§ **Exercise details**: Extract the complete data exactly as given.

§ **Source material**:
-=-=-

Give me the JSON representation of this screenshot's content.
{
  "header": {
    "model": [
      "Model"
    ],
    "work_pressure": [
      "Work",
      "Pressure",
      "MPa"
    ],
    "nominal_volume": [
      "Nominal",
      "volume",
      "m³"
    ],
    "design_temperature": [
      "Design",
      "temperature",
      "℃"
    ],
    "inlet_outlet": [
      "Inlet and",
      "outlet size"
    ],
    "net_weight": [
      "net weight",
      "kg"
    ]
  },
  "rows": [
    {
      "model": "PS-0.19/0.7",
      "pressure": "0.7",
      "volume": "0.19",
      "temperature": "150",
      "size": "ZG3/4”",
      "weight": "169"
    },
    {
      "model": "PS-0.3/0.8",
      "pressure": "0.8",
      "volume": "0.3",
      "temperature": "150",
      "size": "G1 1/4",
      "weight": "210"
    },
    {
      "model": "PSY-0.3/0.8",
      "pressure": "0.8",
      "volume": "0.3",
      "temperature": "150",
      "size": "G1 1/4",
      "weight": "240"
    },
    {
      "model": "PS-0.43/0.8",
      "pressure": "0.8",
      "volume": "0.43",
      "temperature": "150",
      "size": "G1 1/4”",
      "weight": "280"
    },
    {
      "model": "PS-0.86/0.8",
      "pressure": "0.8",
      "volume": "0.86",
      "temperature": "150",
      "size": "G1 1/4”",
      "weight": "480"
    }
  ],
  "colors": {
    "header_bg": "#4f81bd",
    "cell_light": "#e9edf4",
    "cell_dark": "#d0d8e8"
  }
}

-=-=-

§ **Task response**:
Give me the JSON representation of this screenshot's content.
{
  "header": {
    "model": [
      "Model"
    ],
    "work_pressure": [
      "Work",
      "Pressure",
      "MPa"
    ],
    "nominal_volume": [
      "Nominal",
      "volume",
      "m³"
    ],
    "design_temperature": [
      "Design",
      "temperature",
      "℃"
    ],
    "inlet_outlet": [
      "Inlet and",
      "outlet size"
    ],
    "net_weight": [
      "net weight",
      "kg"
    ]
  },
  "rows": [
    {
      "model": "PS-0.19/0.7",
      "pressure": "0.7",
      "volume": "0.19",
      "temperature": "150",
      "size": "ZG3/4”",
      "weight": "169"
    },
    {
      "model": "PS-0.3/0.8",
      "pressure": "0.8",
      "volume": "0.3",
      "temperature": "150",
      "size": "G1 1/4",
      "weight": "210"
    },
    {
      "model": "PSY-0.3/0.8",
      "pressure": "0.8",
      "volume": "0.3",
      "temperature": "150",
      "size": "G1 1/4",
      "weight": "240"
    },
    {
      "model": "PS-0.43/0.8",
      "pressure": "0.8",
      "volume": "0.43",
      "temperature": "150",
      "size": "G1 1/4”",
      "weight": "280"
    },
    {
      "model": "PS-0.86/0.8",
      "pressure": "0.8",
      "volume": "0.86",
      "temperature": "150",
      "size": "G1 1/4”",
      "weight": "480"
    }
  ],
  "colors": {
    "header_bg": "#4f81bd",
    "cell_light": "#e9edf4",
    "cell_dark": "#d0d8e8"
  }
}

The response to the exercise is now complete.